Set exercise
Make an exact copy of the entries, and keep any pictures out of it.
= = = =
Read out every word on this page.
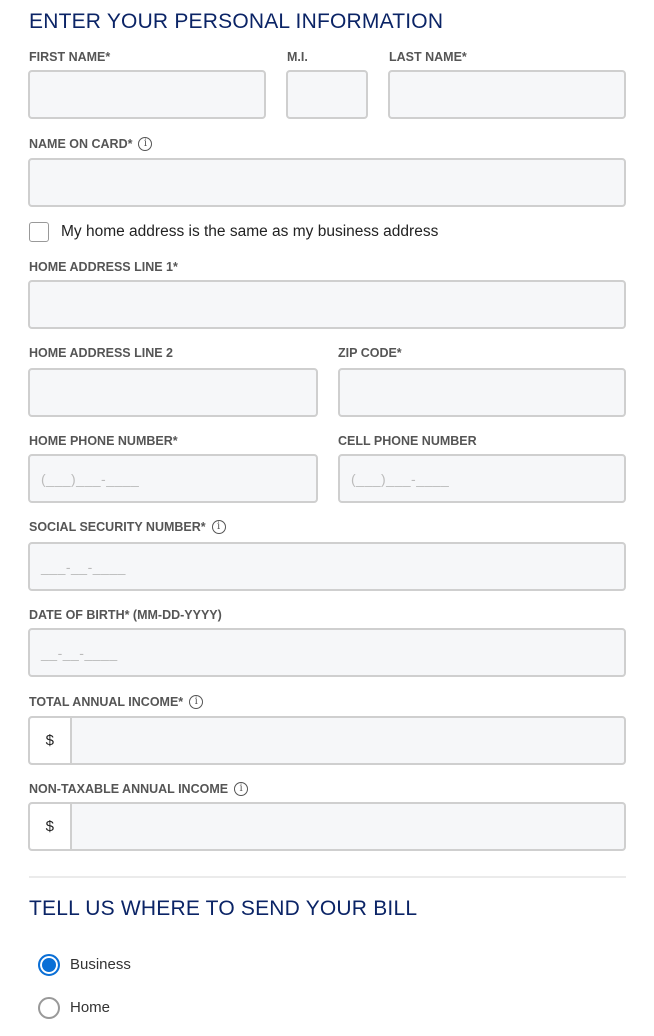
ENTER YOUR PERSONAL INFORMATION
FIRST NAME*	M.I.	LAST NAME*
NAME ON CARD*	i
My home address is the same as my business address
HOME ADDRESS LINE 1*
HOME ADDRESS LINE 2	ZIP CODE*
HOME PHONE NUMBER*	CELL PHONE NUMBER
(___)___-____	(___)___-____
SOCIAL SECURITY NUMBER*	i
___-__-____
DATE OF BIRTH* (MM-DD-YYYY)
__-__-____
TOTAL ANNUAL INCOME*	i
$
NON-TAXABLE ANNUAL INCOME	i
$
TELL US WHERE TO SEND YOUR BILL
Business
Home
= = = =
Answer to this exercise
Read out every word on this page.
ENTER YOUR PERSONAL INFORMATION
FIRST NAME*	M.I.	LAST NAME*
NAME ON CARD*	i
My home address is the same as my business address
HOME ADDRESS LINE 1*
HOME ADDRESS LINE 2	ZIP CODE*
HOME PHONE NUMBER*	CELL PHONE NUMBER
(___)___-____	(___)___-____
SOCIAL SECURITY NUMBER*	i
___-__-____
DATE OF BIRTH* (MM-DD-YYYY)
__-__-____
TOTAL ANNUAL INCOME*	i
$
NON-TAXABLE ANNUAL INCOME	i
$
TELL US WHERE TO SEND YOUR BILL
Business
Home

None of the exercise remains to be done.